» Exercise:
Search the entries for the word "highlight" and pull out each line that has it.

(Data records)
········
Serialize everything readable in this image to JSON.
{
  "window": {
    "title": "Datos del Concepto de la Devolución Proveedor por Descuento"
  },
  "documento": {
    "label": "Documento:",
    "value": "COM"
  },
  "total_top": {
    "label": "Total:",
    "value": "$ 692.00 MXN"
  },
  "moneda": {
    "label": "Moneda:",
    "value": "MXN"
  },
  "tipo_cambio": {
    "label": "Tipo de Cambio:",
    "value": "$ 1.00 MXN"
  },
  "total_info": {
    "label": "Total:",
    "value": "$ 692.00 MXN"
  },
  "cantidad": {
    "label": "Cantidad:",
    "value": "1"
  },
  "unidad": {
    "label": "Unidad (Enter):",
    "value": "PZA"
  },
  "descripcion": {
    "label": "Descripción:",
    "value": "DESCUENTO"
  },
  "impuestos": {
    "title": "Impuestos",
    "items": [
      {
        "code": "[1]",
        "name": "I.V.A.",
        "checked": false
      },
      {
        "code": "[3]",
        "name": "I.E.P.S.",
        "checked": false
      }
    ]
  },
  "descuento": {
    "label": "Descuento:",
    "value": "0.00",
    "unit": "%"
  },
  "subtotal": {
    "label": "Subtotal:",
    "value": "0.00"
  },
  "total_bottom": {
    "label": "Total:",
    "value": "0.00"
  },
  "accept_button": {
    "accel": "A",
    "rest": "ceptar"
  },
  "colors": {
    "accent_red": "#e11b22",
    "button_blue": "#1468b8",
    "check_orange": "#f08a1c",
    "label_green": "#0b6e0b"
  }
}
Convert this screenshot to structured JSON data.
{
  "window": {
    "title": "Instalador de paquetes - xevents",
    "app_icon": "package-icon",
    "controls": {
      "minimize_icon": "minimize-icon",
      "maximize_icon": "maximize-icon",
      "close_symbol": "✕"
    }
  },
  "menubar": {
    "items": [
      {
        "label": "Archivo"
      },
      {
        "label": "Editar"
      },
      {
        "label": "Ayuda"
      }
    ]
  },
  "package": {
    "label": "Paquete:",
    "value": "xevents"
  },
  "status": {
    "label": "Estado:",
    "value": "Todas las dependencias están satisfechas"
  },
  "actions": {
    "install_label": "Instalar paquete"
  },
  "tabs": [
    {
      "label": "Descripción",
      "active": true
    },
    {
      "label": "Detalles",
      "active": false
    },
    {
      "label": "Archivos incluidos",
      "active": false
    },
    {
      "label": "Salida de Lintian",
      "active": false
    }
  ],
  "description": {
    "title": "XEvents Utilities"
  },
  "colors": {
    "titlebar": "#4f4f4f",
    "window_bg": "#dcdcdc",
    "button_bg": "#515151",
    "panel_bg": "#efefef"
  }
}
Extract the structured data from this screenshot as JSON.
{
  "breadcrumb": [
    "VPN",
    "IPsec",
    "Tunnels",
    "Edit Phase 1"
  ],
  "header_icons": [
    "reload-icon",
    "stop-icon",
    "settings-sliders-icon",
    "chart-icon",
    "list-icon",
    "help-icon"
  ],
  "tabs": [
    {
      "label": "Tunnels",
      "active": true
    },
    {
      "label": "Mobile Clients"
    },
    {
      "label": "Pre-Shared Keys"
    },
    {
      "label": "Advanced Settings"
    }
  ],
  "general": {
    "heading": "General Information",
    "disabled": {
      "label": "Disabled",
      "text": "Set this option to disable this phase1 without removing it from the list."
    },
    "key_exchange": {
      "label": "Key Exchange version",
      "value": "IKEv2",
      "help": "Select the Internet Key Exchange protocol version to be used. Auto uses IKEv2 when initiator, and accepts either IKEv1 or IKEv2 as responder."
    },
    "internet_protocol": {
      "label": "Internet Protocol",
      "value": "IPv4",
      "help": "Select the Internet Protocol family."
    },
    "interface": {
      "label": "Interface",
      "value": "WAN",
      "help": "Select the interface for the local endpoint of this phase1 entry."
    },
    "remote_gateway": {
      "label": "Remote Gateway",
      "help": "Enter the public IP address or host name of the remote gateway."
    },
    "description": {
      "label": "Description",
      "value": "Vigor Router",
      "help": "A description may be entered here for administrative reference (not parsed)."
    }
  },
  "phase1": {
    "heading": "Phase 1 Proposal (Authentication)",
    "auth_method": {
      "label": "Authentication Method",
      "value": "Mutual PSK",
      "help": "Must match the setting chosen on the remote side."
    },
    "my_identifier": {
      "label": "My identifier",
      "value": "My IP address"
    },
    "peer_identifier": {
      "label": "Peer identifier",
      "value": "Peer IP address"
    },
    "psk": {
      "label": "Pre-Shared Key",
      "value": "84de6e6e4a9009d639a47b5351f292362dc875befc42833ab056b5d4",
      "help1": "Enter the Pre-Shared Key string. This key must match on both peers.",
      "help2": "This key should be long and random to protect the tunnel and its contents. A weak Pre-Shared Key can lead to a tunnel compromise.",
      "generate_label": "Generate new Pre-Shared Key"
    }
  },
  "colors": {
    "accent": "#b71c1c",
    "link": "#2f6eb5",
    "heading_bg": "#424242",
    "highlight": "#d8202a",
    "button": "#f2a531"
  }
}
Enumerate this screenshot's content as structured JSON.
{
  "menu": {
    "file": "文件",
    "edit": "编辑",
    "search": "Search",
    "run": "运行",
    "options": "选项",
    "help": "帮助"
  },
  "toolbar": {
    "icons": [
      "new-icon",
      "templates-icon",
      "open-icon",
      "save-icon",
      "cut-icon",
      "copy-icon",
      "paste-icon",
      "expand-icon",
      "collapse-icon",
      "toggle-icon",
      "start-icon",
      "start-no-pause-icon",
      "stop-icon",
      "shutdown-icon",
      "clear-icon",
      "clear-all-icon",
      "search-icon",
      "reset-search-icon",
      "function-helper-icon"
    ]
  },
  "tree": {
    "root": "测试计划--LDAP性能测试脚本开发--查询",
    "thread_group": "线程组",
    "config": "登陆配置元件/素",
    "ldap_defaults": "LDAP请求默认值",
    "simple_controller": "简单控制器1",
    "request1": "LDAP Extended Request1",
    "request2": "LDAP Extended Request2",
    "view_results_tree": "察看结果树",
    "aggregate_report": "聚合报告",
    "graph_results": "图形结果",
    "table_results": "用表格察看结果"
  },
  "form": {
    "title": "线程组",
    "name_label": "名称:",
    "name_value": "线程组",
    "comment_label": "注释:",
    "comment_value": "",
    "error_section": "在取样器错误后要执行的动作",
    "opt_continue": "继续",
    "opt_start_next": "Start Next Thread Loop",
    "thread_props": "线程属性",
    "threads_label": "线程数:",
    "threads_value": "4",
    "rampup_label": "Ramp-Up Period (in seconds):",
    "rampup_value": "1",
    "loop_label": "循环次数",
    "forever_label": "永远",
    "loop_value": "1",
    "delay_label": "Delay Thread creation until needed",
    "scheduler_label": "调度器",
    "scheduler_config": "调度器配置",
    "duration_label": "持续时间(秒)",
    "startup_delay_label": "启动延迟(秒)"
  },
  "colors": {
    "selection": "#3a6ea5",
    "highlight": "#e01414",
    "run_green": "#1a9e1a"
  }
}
········
» Exercise answer:
    "highlight": "#d8202a",
    "highlight": "#e01414",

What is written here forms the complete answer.